To be done: Write every entry out again exactly, please, and skip the pictures.

Material for the task:
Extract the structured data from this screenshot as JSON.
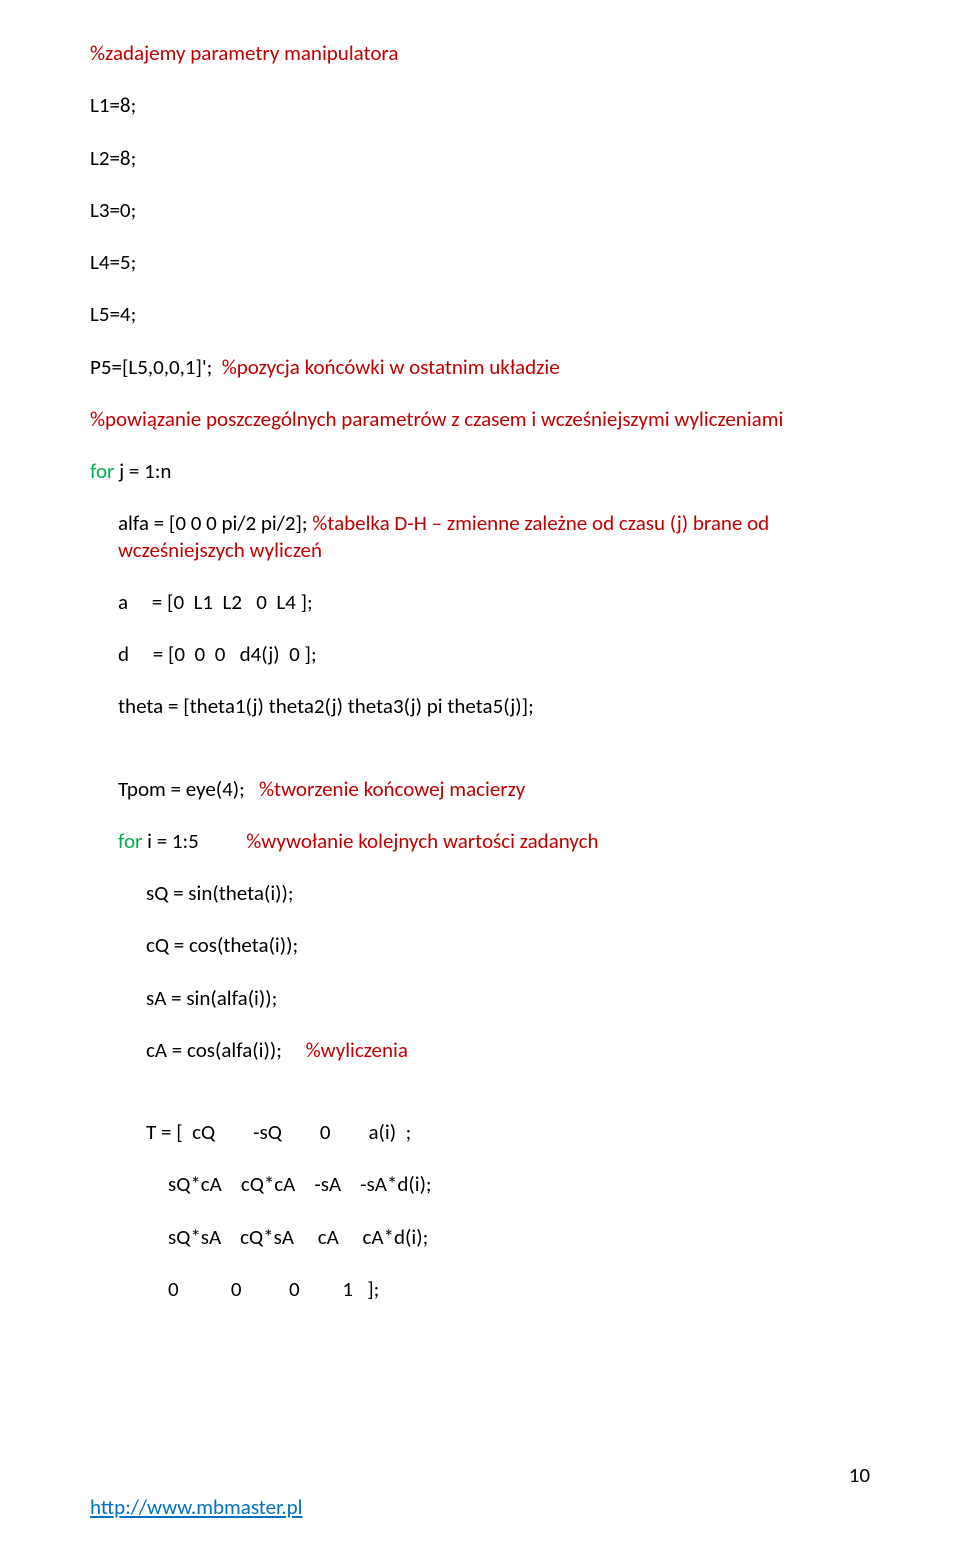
{
  "colors": {
    "comment": "#c00000",
    "keyword": "#00b050",
    "link": "#0070c0",
    "text": "#000000",
    "background": "#ffffff"
  },
  "font": {
    "family": "Calibri",
    "size_pt": 16
  },
  "l01": "%zadajemy parametry manipulatora",
  "l02": "L1=8;",
  "l03": "L2=8;",
  "l04": "L3=0;",
  "l05": "L4=5;",
  "l06": "L5=4;",
  "l07a": "P5=[L5,0,0,1]';  ",
  "l07b": "%pozycja końcówki w ostatnim układzie",
  "l08": "%powiązanie poszczególnych parametrów z czasem i wcześniejszymi wyliczeniami",
  "l09a": "for",
  "l09b": " j = 1:n",
  "l10a": "alfa = [0 0 0 pi/2 pi/2];      ",
  "l10b": "%tabelka D-H – zmienne zależne od czasu (j) brane od wcześniejszych wyliczeń",
  "l11": "a     = [0  L1  L2   0  L4 ];",
  "l12": "d     = [0  0  0   d4(j)  0 ];",
  "l13": "theta = [theta1(j) theta2(j) theta3(j) pi theta5(j)];",
  "l14a": "Tpom = eye(4);   ",
  "l14b": "%tworzenie końcowej macierzy",
  "l15a": "for",
  "l15b": " i = 1:5          ",
  "l15c": "%wywołanie kolejnych wartości zadanych",
  "l16": "sQ = sin(theta(i));",
  "l17": "cQ = cos(theta(i));",
  "l18": "sA = sin(alfa(i));",
  "l19a": "cA = cos(alfa(i));     ",
  "l19b": "%wyliczenia",
  "l20": "T = [  cQ        -sQ        0        a(i)  ;",
  "l21": "sQ*cA    cQ*cA    -sA    -sA*d(i);",
  "l22": "sQ*sA    cQ*sA     cA     cA*d(i);",
  "l23": "0           0          0         1   ];",
  "footer_link": "http://www.mbmaster.pl",
  "page_number": "10"
}
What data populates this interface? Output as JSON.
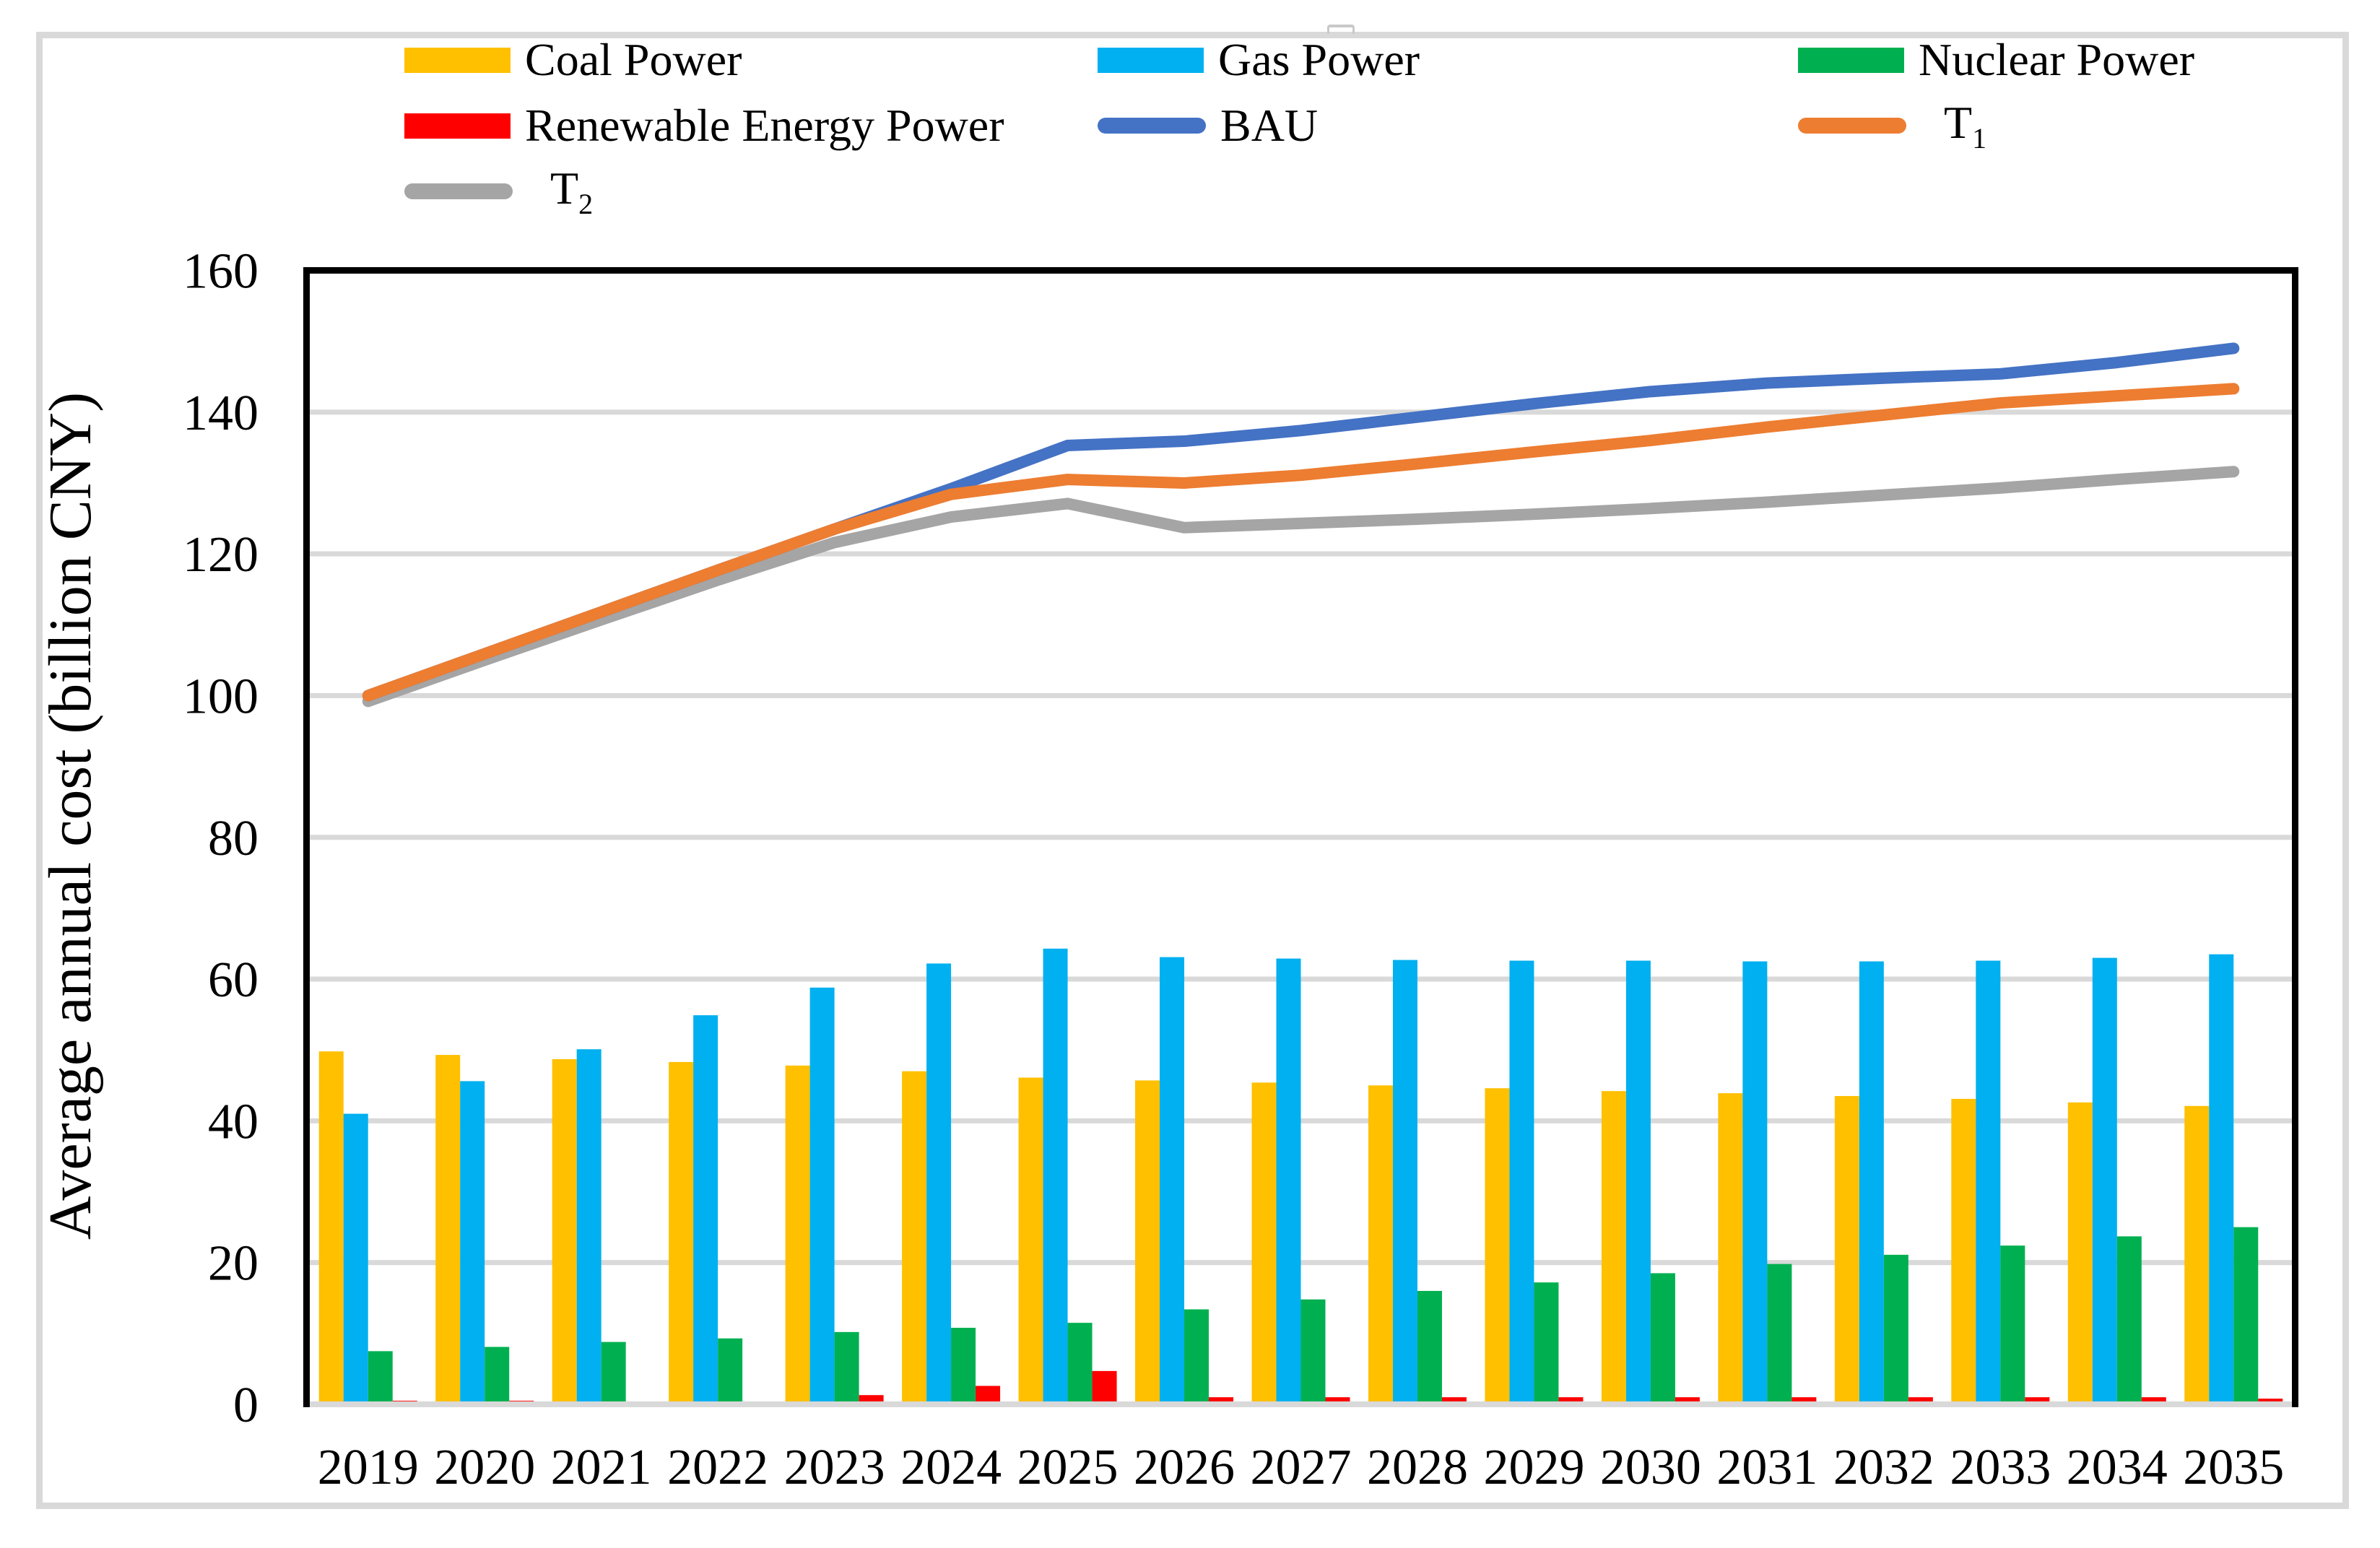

Solution to the problem:
Extract the structured data from this screenshot as JSON.
{
  "colors": {
    "comment": "#c00000",
    "keyword": "#00b050",
    "link": "#0070c0",
    "text": "#000000",
    "background": "#ffffff"
  },
  "font": {
    "family": "Calibri",
    "size_pt": 16
  },
  "l01": "%zadajemy parametry manipulatora",
  "l02": "L1=8;",
  "l03": "L2=8;",
  "l04": "L3=0;",
  "l05": "L4=5;",
  "l06": "L5=4;",
  "l07a": "P5=[L5,0,0,1]';  ",
  "l07b": "%pozycja końcówki w ostatnim układzie",
  "l08": "%powiązanie poszczególnych parametrów z czasem i wcześniejszymi wyliczeniami",
  "l09a": "for",
  "l09b": " j = 1:n",
  "l10a": "alfa = [0 0 0 pi/2 pi/2];      ",
  "l10b": "%tabelka D-H – zmienne zależne od czasu (j) brane od wcześniejszych wyliczeń",
  "l11": "a     = [0  L1  L2   0  L4 ];",
  "l12": "d     = [0  0  0   d4(j)  0 ];",
  "l13": "theta = [theta1(j) theta2(j) theta3(j) pi theta5(j)];",
  "l14a": "Tpom = eye(4);   ",
  "l14b": "%tworzenie końcowej macierzy",
  "l15a": "for",
  "l15b": " i = 1:5          ",
  "l15c": "%wywołanie kolejnych wartości zadanych",
  "l16": "sQ = sin(theta(i));",
  "l17": "cQ = cos(theta(i));",
  "l18": "sA = sin(alfa(i));",
  "l19a": "cA = cos(alfa(i));     ",
  "l19b": "%wyliczenia",
  "l20": "T = [  cQ        -sQ        0        a(i)  ;",
  "l21": "sQ*cA    cQ*cA    -sA    -sA*d(i);",
  "l22": "sQ*sA    cQ*sA     cA     cA*d(i);",
  "l23": "0           0          0         1   ];",
  "footer_link": "http://www.mbmaster.pl",
  "page_number": "10"
}
What data populates this interface? Output as JSON.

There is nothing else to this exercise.